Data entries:

====

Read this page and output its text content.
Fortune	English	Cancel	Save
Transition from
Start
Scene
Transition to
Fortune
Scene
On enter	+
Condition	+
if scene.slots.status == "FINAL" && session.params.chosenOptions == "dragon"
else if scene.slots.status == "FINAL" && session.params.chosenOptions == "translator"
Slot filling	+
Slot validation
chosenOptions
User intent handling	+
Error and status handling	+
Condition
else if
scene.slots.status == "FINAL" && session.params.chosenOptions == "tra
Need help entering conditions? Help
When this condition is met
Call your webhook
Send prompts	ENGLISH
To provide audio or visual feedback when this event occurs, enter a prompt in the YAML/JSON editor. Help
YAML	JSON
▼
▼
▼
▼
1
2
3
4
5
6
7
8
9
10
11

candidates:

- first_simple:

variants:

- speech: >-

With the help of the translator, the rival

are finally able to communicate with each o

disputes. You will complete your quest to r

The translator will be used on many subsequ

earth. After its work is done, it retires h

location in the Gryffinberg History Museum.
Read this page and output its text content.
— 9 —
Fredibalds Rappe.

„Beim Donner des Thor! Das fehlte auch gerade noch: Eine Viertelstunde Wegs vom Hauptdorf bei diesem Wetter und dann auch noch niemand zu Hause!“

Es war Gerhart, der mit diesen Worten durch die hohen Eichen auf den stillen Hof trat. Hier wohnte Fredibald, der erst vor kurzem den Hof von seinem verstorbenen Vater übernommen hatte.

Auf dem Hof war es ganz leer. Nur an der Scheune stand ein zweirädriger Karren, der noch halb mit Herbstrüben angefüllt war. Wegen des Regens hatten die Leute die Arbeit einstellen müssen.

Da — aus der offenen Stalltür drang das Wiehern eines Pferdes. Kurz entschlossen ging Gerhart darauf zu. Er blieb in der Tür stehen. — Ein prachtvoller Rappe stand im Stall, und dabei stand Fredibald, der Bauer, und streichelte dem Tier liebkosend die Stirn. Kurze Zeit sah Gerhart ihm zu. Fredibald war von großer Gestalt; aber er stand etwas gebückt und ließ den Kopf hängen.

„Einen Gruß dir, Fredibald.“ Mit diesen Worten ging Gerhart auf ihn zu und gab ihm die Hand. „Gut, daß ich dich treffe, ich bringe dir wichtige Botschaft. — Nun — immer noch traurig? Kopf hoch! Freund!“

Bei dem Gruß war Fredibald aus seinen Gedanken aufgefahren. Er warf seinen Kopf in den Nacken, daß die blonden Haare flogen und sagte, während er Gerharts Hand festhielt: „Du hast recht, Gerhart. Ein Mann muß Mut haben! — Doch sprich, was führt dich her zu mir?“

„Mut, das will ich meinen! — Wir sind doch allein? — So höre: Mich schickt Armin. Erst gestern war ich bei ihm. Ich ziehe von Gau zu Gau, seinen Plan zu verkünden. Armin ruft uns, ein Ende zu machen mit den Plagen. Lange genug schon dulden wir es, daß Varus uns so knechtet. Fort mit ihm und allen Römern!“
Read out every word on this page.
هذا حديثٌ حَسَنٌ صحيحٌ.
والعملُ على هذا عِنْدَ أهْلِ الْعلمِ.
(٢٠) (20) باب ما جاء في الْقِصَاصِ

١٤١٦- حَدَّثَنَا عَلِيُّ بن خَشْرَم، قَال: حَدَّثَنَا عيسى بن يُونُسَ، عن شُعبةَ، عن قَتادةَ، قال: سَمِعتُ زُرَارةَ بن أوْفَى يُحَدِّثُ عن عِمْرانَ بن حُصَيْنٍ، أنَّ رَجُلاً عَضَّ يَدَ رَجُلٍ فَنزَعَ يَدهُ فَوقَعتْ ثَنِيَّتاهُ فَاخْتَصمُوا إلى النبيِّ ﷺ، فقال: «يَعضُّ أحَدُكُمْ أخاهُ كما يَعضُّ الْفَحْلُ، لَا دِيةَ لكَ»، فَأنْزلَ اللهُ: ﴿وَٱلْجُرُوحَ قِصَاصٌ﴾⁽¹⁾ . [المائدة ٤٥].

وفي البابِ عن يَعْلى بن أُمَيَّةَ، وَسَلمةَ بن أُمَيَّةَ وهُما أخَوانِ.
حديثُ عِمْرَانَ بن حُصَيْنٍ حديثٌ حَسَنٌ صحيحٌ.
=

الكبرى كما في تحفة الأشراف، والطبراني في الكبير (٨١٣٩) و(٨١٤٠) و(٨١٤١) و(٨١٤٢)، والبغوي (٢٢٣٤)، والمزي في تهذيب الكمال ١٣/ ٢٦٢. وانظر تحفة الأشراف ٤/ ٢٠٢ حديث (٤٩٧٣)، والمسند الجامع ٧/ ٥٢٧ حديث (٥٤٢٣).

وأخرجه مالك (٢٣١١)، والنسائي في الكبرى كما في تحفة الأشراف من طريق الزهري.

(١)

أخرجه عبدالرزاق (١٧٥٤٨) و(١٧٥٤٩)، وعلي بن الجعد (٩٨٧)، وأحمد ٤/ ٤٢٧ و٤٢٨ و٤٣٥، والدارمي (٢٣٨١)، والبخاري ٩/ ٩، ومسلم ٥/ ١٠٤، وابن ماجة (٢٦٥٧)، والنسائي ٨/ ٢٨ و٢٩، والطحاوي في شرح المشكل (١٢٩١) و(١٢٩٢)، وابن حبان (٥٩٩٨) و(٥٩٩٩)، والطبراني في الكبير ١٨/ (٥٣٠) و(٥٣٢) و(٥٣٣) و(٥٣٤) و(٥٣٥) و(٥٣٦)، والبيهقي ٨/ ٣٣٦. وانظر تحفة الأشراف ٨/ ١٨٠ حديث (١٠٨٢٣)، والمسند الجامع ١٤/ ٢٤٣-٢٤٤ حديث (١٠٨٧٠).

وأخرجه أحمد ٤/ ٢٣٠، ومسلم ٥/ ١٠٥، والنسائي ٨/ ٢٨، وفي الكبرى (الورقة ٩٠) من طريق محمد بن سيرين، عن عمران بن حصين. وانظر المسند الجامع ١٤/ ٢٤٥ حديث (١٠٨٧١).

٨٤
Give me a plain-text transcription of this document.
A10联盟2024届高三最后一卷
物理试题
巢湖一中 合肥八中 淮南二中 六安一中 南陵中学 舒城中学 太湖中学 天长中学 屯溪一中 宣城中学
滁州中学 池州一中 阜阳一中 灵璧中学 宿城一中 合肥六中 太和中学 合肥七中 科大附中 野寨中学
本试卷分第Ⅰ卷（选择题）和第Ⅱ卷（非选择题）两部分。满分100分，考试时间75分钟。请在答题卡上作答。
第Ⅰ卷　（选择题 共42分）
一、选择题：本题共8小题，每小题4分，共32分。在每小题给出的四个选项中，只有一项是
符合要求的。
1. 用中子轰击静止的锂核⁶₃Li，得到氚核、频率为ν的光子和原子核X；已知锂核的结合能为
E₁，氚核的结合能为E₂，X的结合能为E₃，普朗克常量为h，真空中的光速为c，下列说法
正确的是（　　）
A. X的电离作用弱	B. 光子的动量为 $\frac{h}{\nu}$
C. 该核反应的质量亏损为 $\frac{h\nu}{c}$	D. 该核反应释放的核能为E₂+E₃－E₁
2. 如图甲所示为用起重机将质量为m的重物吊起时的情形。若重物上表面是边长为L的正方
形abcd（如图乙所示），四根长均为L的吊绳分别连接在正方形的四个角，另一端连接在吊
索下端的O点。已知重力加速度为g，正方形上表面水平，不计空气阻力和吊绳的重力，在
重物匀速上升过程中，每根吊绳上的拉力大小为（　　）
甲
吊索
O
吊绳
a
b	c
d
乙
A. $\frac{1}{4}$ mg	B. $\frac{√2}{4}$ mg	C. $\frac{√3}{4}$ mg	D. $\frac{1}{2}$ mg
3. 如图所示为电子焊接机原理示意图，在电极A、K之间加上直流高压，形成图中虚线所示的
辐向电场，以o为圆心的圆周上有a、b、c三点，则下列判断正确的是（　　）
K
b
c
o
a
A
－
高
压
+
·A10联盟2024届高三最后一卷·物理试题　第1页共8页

====

- [Stated problem] For the material, find the number of lines holding the word "JSON" and give that figure and nothing more.

- [Right answer] 2